> WHAT YOU WILL DO:
Produce an exact copy of all the records.

____________________

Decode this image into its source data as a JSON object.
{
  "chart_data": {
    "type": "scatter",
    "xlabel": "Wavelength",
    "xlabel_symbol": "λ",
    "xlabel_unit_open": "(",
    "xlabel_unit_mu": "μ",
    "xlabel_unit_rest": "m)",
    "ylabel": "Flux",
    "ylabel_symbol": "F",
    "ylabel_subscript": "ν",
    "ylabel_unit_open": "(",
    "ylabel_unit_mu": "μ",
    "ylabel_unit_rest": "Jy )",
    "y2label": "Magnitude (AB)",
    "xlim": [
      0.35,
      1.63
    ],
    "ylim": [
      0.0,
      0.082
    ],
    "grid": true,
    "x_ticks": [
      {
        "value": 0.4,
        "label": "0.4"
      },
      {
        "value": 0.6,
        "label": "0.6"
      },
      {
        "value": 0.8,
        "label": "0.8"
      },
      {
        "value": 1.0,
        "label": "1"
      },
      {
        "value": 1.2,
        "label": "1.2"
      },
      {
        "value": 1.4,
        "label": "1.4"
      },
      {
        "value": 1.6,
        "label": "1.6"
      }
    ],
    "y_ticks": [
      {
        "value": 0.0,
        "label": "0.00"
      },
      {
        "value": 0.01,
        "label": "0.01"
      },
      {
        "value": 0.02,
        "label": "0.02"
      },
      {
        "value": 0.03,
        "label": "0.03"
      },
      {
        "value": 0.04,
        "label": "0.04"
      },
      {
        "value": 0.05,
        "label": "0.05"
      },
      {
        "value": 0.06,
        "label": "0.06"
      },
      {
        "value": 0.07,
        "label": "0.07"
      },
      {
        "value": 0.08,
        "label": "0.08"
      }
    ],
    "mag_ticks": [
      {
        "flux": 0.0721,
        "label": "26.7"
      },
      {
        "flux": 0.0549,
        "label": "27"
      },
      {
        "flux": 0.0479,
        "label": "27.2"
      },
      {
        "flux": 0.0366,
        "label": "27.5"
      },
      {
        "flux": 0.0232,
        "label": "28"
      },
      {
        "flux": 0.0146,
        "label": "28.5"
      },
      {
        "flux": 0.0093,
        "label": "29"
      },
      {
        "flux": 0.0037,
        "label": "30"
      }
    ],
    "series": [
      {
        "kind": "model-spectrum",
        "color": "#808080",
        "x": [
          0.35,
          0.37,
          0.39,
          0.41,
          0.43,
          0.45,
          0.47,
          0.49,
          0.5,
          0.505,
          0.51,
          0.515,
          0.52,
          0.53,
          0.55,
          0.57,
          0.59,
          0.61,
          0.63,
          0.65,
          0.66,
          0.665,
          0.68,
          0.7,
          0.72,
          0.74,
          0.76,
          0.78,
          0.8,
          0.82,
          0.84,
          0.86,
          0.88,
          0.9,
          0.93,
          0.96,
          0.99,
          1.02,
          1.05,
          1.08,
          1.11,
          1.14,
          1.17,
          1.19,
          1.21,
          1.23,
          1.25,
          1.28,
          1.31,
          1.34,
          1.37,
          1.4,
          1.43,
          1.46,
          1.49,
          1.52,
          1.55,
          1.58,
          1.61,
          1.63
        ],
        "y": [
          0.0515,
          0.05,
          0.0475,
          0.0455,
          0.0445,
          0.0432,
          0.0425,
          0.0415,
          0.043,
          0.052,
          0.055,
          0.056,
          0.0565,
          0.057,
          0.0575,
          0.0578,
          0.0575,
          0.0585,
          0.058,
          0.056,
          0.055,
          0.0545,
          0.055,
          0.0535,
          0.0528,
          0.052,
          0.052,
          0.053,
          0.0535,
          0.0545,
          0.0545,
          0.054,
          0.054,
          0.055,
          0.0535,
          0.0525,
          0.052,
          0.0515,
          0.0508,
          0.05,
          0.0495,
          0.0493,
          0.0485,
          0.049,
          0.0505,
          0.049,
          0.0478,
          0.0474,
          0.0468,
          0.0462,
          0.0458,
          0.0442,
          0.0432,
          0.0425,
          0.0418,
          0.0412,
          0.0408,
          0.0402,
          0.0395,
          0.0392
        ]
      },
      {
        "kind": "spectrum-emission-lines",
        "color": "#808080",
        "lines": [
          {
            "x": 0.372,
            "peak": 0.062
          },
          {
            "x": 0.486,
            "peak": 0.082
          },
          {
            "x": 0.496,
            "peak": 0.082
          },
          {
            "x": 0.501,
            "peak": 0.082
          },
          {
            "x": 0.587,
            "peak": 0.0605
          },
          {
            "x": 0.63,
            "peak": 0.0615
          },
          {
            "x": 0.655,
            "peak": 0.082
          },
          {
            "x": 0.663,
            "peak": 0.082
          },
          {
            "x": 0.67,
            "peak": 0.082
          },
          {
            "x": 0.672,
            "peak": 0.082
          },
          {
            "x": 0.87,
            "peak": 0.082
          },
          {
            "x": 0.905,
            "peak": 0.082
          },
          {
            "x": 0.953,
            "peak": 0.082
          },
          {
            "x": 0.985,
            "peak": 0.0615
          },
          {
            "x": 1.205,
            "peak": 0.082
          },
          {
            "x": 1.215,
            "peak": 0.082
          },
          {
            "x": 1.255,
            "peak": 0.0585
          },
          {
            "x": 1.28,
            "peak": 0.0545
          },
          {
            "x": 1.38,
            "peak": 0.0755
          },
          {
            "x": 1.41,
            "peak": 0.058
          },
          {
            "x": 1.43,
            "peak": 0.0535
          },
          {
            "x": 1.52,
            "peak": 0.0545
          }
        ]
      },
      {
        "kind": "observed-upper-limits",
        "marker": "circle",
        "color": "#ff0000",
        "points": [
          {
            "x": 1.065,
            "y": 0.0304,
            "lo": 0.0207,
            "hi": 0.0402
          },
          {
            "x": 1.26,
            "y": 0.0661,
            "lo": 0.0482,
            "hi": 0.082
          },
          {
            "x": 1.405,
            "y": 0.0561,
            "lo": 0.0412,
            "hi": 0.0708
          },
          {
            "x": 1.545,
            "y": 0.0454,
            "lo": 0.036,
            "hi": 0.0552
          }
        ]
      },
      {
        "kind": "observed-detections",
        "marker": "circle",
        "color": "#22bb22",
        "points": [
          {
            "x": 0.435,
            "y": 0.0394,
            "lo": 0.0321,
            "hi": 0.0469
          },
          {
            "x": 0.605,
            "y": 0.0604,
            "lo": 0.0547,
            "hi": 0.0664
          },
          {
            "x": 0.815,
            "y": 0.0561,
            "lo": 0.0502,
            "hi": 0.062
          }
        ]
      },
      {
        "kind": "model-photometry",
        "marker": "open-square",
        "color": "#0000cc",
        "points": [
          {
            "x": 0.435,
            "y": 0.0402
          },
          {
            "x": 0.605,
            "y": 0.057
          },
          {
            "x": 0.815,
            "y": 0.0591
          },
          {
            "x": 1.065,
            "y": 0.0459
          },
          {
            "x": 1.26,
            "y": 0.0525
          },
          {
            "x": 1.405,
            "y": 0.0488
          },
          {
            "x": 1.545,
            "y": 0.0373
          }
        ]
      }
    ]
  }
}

____________________

> EXERCISE SOLUTION:
Decode this image into its source data as a JSON object.
{
  "chart_data": {
    "type": "scatter",
    "xlabel": "Wavelength",
    "xlabel_symbol": "λ",
    "xlabel_unit_open": "(",
    "xlabel_unit_mu": "μ",
    "xlabel_unit_rest": "m)",
    "ylabel": "Flux",
    "ylabel_symbol": "F",
    "ylabel_subscript": "ν",
    "ylabel_unit_open": "(",
    "ylabel_unit_mu": "μ",
    "ylabel_unit_rest": "Jy )",
    "y2label": "Magnitude (AB)",
    "xlim": [
      0.35,
      1.63
    ],
    "ylim": [
      0.0,
      0.082
    ],
    "grid": true,
    "x_ticks": [
      {
        "value": 0.4,
        "label": "0.4"
      },
      {
        "value": 0.6,
        "label": "0.6"
      },
      {
        "value": 0.8,
        "label": "0.8"
      },
      {
        "value": 1.0,
        "label": "1"
      },
      {
        "value": 1.2,
        "label": "1.2"
      },
      {
        "value": 1.4,
        "label": "1.4"
      },
      {
        "value": 1.6,
        "label": "1.6"
      }
    ],
    "y_ticks": [
      {
        "value": 0.0,
        "label": "0.00"
      },
      {
        "value": 0.01,
        "label": "0.01"
      },
      {
        "value": 0.02,
        "label": "0.02"
      },
      {
        "value": 0.03,
        "label": "0.03"
      },
      {
        "value": 0.04,
        "label": "0.04"
      },
      {
        "value": 0.05,
        "label": "0.05"
      },
      {
        "value": 0.06,
        "label": "0.06"
      },
      {
        "value": 0.07,
        "label": "0.07"
      },
      {
        "value": 0.08,
        "label": "0.08"
      }
    ],
    "mag_ticks": [
      {
        "flux": 0.0721,
        "label": "26.7"
      },
      {
        "flux": 0.0549,
        "label": "27"
      },
      {
        "flux": 0.0479,
        "label": "27.2"
      },
      {
        "flux": 0.0366,
        "label": "27.5"
      },
      {
        "flux": 0.0232,
        "label": "28"
      },
      {
        "flux": 0.0146,
        "label": "28.5"
      },
      {
        "flux": 0.0093,
        "label": "29"
      },
      {
        "flux": 0.0037,
        "label": "30"
      }
    ],
    "series": [
      {
        "kind": "model-spectrum",
        "color": "#808080",
        "x": [
          0.35,
          0.37,
          0.39,
          0.41,
          0.43,
          0.45,
          0.47,
          0.49,
          0.5,
          0.505,
          0.51,
          0.515,
          0.52,
          0.53,
          0.55,
          0.57,
          0.59,
          0.61,
          0.63,
          0.65,
          0.66,
          0.665,
          0.68,
          0.7,
          0.72,
          0.74,
          0.76,
          0.78,
          0.8,
          0.82,
          0.84,
          0.86,
          0.88,
          0.9,
          0.93,
          0.96,
          0.99,
          1.02,
          1.05,
          1.08,
          1.11,
          1.14,
          1.17,
          1.19,
          1.21,
          1.23,
          1.25,
          1.28,
          1.31,
          1.34,
          1.37,
          1.4,
          1.43,
          1.46,
          1.49,
          1.52,
          1.55,
          1.58,
          1.61,
          1.63
        ],
        "y": [
          0.0515,
          0.05,
          0.0475,
          0.0455,
          0.0445,
          0.0432,
          0.0425,
          0.0415,
          0.043,
          0.052,
          0.055,
          0.056,
          0.0565,
          0.057,
          0.0575,
          0.0578,
          0.0575,
          0.0585,
          0.058,
          0.056,
          0.055,
          0.0545,
          0.055,
          0.0535,
          0.0528,
          0.052,
          0.052,
          0.053,
          0.0535,
          0.0545,
          0.0545,
          0.054,
          0.054,
          0.055,
          0.0535,
          0.0525,
          0.052,
          0.0515,
          0.0508,
          0.05,
          0.0495,
          0.0493,
          0.0485,
          0.049,
          0.0505,
          0.049,
          0.0478,
          0.0474,
          0.0468,
          0.0462,
          0.0458,
          0.0442,
          0.0432,
          0.0425,
          0.0418,
          0.0412,
          0.0408,
          0.0402,
          0.0395,
          0.0392
        ]
      },
      {
        "kind": "spectrum-emission-lines",
        "color": "#808080",
        "lines": [
          {
            "x": 0.372,
            "peak": 0.062
          },
          {
            "x": 0.486,
            "peak": 0.082
          },
          {
            "x": 0.496,
            "peak": 0.082
          },
          {
            "x": 0.501,
            "peak": 0.082
          },
          {
            "x": 0.587,
            "peak": 0.0605
          },
          {
            "x": 0.63,
            "peak": 0.0615
          },
          {
            "x": 0.655,
            "peak": 0.082
          },
          {
            "x": 0.663,
            "peak": 0.082
          },
          {
            "x": 0.67,
            "peak": 0.082
          },
          {
            "x": 0.672,
            "peak": 0.082
          },
          {
            "x": 0.87,
            "peak": 0.082
          },
          {
            "x": 0.905,
            "peak": 0.082
          },
          {
            "x": 0.953,
            "peak": 0.082
          },
          {
            "x": 0.985,
            "peak": 0.0615
          },
          {
            "x": 1.205,
            "peak": 0.082
          },
          {
            "x": 1.215,
            "peak": 0.082
          },
          {
            "x": 1.255,
            "peak": 0.0585
          },
          {
            "x": 1.28,
            "peak": 0.0545
          },
          {
            "x": 1.38,
            "peak": 0.0755
          },
          {
            "x": 1.41,
            "peak": 0.058
          },
          {
            "x": 1.43,
            "peak": 0.0535
          },
          {
            "x": 1.52,
            "peak": 0.0545
          }
        ]
      },
      {
        "kind": "observed-upper-limits",
        "marker": "circle",
        "color": "#ff0000",
        "points": [
          {
            "x": 1.065,
            "y": 0.0304,
            "lo": 0.0207,
            "hi": 0.0402
          },
          {
            "x": 1.26,
            "y": 0.0661,
            "lo": 0.0482,
            "hi": 0.082
          },
          {
            "x": 1.405,
            "y": 0.0561,
            "lo": 0.0412,
            "hi": 0.0708
          },
          {
            "x": 1.545,
            "y": 0.0454,
            "lo": 0.036,
            "hi": 0.0552
          }
        ]
      },
      {
        "kind": "observed-detections",
        "marker": "circle",
        "color": "#22bb22",
        "points": [
          {
            "x": 0.435,
            "y": 0.0394,
            "lo": 0.0321,
            "hi": 0.0469
          },
          {
            "x": 0.605,
            "y": 0.0604,
            "lo": 0.0547,
            "hi": 0.0664
          },
          {
            "x": 0.815,
            "y": 0.0561,
            "lo": 0.0502,
            "hi": 0.062
          }
        ]
      },
      {
        "kind": "model-photometry",
        "marker": "open-square",
        "color": "#0000cc",
        "points": [
          {
            "x": 0.435,
            "y": 0.0402
          },
          {
            "x": 0.605,
            "y": 0.057
          },
          {
            "x": 0.815,
            "y": 0.0591
          },
          {
            "x": 1.065,
            "y": 0.0459
          },
          {
            "x": 1.26,
            "y": 0.0525
          },
          {
            "x": 1.405,
            "y": 0.0488
          },
          {
            "x": 1.545,
            "y": 0.0373
          }
        ]
      }
    ]
  }
}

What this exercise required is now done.